-- start QUOTED TEXT --

As with other sectors, clients and business partners request for improved services from Nigerian banks (Asiyanbi & Ishola, 2018). The banking institutions are aware of the clients’ need for efficient services and are striving to the challenge while relying on IT solutions. The increasing level of competition is also forcing them to integrate new technologies to retain their customers. The problem is that the banking information technologies that are used to provide those services are frequently challenged by technical and non-technical factors (Adeniji & Akinbode, 2018). On the technical front, the challenges include factors such as low availability, low performance and security breaches in the IT solutions (Lei et al., 2014). Some of the non-technical factors include processes, misalignment of strategies, IT personnel skills and management approach (Almalki, Al-fleit & Zafar, 2017).
These challenges have brought to fore, some of the realities that manifest in the performances of many Nigerian banking institutions (Chukwudi & Amah, 2018; Inegbedion, 2018). Also, the IT solutions are challenged, and this has put its reliability to test as expected services are not delivered to clients and business partners (Kyari & Akinwale, 2020; Nkiru, Sidi & Abomeh, 2018). Maintaining reliability, security and accuracy of IT solutions in organisations is a big challenge to IT management (Islam, Manivannan & Zeadally, 2016). Dwivedi et al. (2015) assert that despite the efforts to understand the underlying factors, IT solutions failure rate remains stubbornly high.

-- end QUOTED TEXT --

▶ DIRECTIONS
1/ Decide whether each statement agrees with the passage on IT in Nigerian banks, answering yes or no and quoting the deciding words: (a) Competition is pushing Nigerian banks to adopt new technologies. (b) Security breaches are listed among the non-technical factors. (c) The failure rate of IT solutions has dropped considerably.
2/ Proceed with the passage on IT in Nigerian banks, beginning after its final sentence.
The records are not needed for any of this work.

-- start SUPPLIED ENTRIES --

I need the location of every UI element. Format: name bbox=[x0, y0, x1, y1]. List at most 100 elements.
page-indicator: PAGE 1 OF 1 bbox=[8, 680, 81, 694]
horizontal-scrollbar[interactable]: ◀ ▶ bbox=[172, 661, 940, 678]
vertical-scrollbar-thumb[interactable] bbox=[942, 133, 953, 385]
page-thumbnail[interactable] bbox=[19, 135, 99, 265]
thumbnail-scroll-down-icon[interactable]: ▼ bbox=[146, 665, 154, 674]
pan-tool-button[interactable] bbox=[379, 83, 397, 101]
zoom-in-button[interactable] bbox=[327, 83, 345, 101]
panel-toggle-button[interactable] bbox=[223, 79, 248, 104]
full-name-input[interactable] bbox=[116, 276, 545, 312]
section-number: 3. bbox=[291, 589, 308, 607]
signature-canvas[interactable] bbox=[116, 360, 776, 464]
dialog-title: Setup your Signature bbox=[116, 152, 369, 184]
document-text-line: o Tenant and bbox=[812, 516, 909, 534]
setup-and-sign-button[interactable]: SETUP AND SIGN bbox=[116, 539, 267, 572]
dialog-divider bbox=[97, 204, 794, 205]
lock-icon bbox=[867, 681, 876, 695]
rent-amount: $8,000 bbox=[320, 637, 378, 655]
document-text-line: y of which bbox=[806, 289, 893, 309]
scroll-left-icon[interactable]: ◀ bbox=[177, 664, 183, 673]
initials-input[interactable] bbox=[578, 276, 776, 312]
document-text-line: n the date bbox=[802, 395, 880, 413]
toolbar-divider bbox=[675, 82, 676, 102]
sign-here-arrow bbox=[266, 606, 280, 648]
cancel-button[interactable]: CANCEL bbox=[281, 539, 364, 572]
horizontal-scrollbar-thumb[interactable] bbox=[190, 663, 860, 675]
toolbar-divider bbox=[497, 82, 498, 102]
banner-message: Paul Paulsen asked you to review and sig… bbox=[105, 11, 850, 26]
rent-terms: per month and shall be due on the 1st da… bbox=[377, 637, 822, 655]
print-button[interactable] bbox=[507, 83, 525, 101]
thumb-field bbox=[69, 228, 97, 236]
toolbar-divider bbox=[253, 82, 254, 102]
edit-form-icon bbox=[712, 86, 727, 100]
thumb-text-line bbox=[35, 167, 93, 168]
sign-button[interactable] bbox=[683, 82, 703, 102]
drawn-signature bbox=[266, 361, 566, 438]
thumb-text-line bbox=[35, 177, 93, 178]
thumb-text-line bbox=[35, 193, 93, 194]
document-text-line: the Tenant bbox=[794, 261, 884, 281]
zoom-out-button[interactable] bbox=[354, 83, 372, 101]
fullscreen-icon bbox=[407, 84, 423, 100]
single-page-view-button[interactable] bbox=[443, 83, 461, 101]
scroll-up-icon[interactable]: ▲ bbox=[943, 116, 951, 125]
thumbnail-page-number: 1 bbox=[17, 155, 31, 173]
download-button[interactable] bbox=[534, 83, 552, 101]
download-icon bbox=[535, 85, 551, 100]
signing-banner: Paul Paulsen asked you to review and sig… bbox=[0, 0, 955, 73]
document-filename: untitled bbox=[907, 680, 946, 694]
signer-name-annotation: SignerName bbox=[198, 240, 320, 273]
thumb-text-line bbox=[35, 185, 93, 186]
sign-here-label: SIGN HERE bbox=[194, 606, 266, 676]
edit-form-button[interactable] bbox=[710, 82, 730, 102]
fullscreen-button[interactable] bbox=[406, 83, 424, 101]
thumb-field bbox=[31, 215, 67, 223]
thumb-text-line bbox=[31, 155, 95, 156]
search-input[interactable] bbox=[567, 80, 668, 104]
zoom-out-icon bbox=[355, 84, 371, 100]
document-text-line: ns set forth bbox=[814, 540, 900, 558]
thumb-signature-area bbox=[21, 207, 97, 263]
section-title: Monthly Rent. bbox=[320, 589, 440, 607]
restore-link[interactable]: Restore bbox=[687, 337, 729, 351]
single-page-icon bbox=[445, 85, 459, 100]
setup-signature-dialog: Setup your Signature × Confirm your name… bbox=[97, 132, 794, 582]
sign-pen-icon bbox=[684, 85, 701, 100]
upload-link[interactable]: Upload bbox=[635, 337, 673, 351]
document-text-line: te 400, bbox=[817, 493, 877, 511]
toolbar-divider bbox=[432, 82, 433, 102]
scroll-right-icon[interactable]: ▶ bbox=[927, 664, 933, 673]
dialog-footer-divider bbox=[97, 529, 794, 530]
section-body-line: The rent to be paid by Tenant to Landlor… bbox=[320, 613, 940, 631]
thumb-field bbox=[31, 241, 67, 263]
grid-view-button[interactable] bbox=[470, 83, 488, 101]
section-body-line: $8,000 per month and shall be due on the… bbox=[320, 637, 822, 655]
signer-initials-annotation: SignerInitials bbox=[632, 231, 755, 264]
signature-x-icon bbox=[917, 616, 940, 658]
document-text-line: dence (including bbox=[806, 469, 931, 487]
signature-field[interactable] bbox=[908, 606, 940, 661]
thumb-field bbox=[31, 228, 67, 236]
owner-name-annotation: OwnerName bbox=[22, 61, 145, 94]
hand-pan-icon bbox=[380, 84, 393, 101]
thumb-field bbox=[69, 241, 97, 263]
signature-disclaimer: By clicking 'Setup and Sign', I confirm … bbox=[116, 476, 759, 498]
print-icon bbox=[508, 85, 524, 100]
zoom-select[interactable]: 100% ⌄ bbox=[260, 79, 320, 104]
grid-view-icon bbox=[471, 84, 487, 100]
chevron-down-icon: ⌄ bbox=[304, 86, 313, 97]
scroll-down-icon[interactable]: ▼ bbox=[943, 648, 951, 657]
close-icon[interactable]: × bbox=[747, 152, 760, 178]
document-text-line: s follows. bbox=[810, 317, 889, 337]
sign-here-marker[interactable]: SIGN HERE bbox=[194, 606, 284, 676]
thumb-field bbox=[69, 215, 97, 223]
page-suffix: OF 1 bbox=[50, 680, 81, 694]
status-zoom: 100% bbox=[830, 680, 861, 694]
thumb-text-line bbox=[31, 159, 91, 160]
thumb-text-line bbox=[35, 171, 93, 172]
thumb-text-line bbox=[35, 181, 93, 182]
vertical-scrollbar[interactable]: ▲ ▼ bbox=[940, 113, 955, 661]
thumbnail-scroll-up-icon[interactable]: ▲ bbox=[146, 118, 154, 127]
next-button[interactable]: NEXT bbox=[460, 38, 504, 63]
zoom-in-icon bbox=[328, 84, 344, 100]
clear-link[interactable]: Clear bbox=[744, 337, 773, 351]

-- end SUPPLIED ENTRIES --

▶ ANSWER SET
1/
(a) Yes: "The increasing level of competition is also forcing them to integrate new technologies to retain their customers."
(b) No: "On the technical front, the challenges include factors such as low availability, low performance and security breaches in the IT solutions"
(c) No: "IT solutions failure rate remains stubbornly high."

2/
These problems exist primarily because either the IT solutions used are not evaluated or not frequently evaluated, which affects early detection of deficiencies (Williams, Maharaj & Ojo, 2019; Mkpojiogu & Asuquo, 2018). The lack of effective and efficient evaluation of IT solution is because of non-existing customised framework to do so (Benedict, 2016). Thus, this problem affects both the customers and the service providers (banks), from the perspective of competitiveness, profitability and sustainability. Consequently, this problem of lack of appropriate model or framework to evaluate the banking IT solutions affects the economy of the country, in that poor services continue to be rendered, and increase losses in millions (Chukwudi & Amah, 2018; Chaysin, Daengdej & Tangjitprom, 2016). This problem is prevalent in developing countries like Nigeria that struggle to have and implement a customised model to evaluate their banking IT solutions (Kyari & Akinwale, 2020; Gana, Abdulhamid & Ojeniyi, 2019; Ololade & Ogbeide, 2017).